→ AIM 1
In the article on corporate restructuring, how is the large merger wave often described?
→ AIM 2
Pick up the corporate restructuring article after its last sentence and write the paragraph that follows.

→ READING TEXT
Academic journal article Advances in Competitiveness Research

Restructuring Strategies That Change Corporate Focus: An Empirical Investigation of Their Performance Consequences in the Early 1990s

Academic journal article Advances in Competitiveness Research

Restructuring Strategies That Change Corporate Focus: An Empirical Investigation of Their Performance Consequences in the Early 1990s

Article excerpt

INTRODUCTION

Since 1980, American corporations have engineered a huge number of mergers, acquisitions and divestitures (Johnson, 1996). The large merger wave is often described as an adjustment to changing environmental conditions and as a correction for over-diversification during the 1960s and 1970s (Markides, 1995; Business Week, July 1, 1985). Apparently, corporate managers began to recognize that the additional corporate infrastructure needed to manage a larger portfolio of unrelated businesses was exceeding the financial benefits bestowed to the firm through corporate coherence and control (Collis and Montgomery, 2005). Moreover, as shareholders felt the negative financial impact of these diversification tactics, they began pressuring top management to develop and implement better corporate strategies to maximize shareholder wealth (Bhagat et al, 1990; Comment and Jarrell, 1995; Hoskisson and Turk, 1990; Markides, 1992 and 1995). In response to these pressures, top managers began engaging in "corporate refstructuring", which are strategies aimed at changing the scope of the corporation's activities and the relatedness among businesses within the corporate portfolio.

→ LISTED ENTRIES
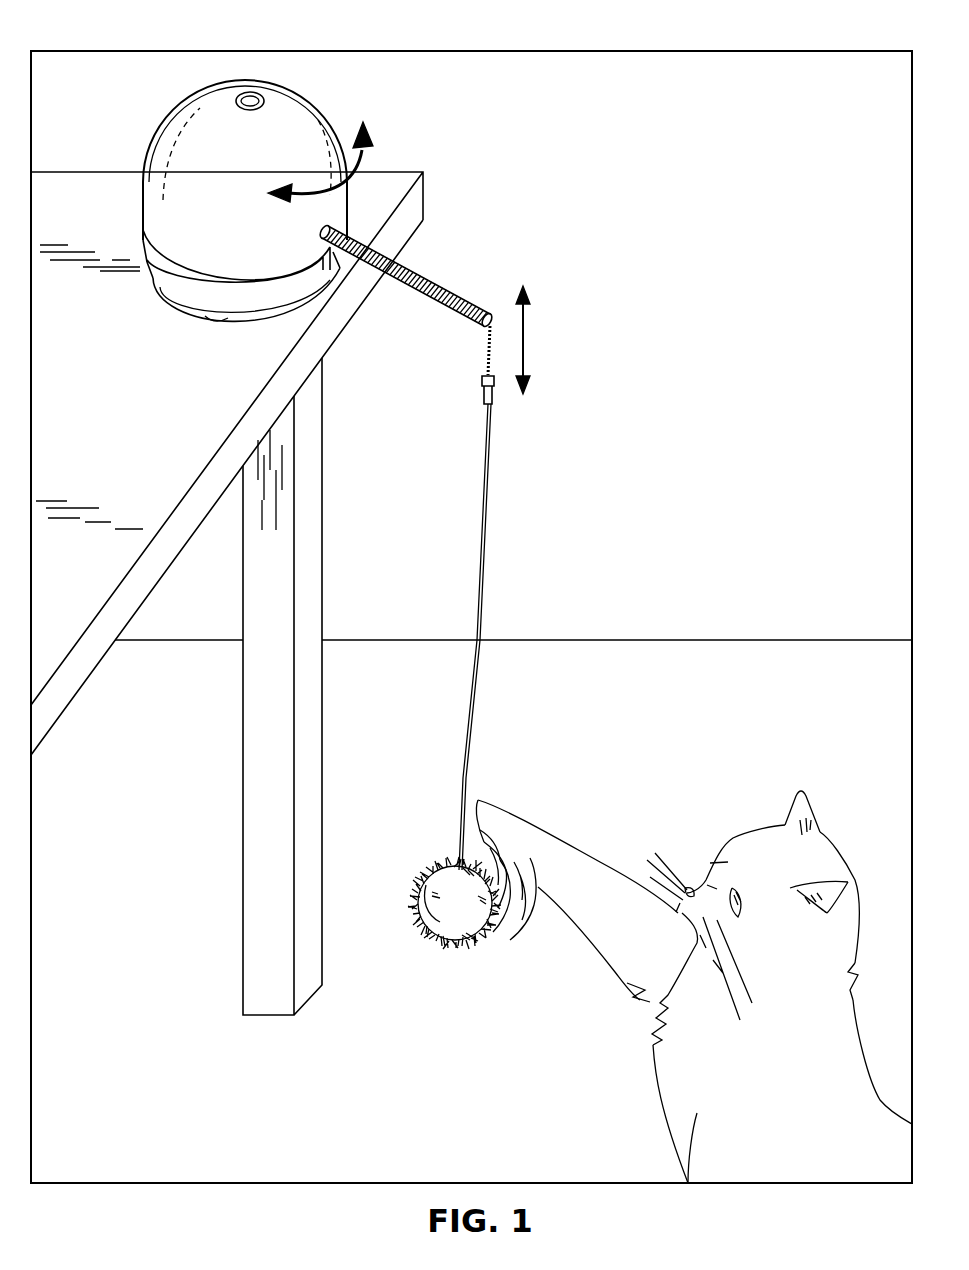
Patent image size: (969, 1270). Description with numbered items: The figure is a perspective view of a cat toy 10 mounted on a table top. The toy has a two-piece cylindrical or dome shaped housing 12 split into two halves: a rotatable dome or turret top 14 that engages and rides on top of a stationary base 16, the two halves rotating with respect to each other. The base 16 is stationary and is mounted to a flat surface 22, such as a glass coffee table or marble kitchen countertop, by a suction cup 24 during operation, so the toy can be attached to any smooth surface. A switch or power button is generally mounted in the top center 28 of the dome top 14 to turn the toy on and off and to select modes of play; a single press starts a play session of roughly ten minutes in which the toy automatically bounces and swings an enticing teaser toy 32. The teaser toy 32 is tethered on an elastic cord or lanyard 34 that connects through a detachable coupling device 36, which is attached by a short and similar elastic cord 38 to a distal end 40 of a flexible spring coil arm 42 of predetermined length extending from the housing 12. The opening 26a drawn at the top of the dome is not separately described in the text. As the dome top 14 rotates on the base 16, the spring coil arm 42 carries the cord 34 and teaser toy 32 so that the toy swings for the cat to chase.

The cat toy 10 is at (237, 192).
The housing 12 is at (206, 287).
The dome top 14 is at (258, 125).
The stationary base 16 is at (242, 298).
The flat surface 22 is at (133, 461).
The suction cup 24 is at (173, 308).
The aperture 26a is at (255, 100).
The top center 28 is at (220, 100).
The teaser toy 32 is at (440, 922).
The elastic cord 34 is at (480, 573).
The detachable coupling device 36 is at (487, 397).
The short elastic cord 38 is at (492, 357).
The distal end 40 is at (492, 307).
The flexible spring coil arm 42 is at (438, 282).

→ EXERCISE RESULT 1
As an adjustment to changing environmental conditions and a correction for over-diversification during the 1960s and 1970s.

→ EXERCISE RESULT 2
The corporate restructuring literature is still in the embryonic stages of theoretical and empirical development. Specifically, scholars have mainly concentrated on organizational and environmental antecedents of corporate restructuring, such as changes in governmental anti-trust regulations (e.g., Davis et al, 1994; Shleifer and Vishny, 1991, Weston et al, 1990), stock market reactions to corporate strategy (e.g., Matsusaka, 1990; Morck eta al, 1990; Kaplan and Weisback, 1990), innovations in takeover financing (e.g., Davis et al, 1994), agency problems (e.g., Jensen, 1986; Hoskisson and Turk, 1990) and performance deterioration due to excessive diversification (e.g., Markides, 1992), and as a management fashion (Nicolai and Thomas, 2006). More recently, this line of research has been extended to emerging economies, as researchers attempted to identify the impact of changing economic environment in these areas on business groups' restructuring efforts (e.g., Hoskisson et al, 2005; Kim et al, 2004). While many insights are scattered through this literature, it leaves several unanswered questions that motivated this research:

* What types of corporate restructuring strategies exist that change corporate focus?

* What are their performance implications?

* Are there significant performance differences among the different types of restructuring strategies that change corporate focus?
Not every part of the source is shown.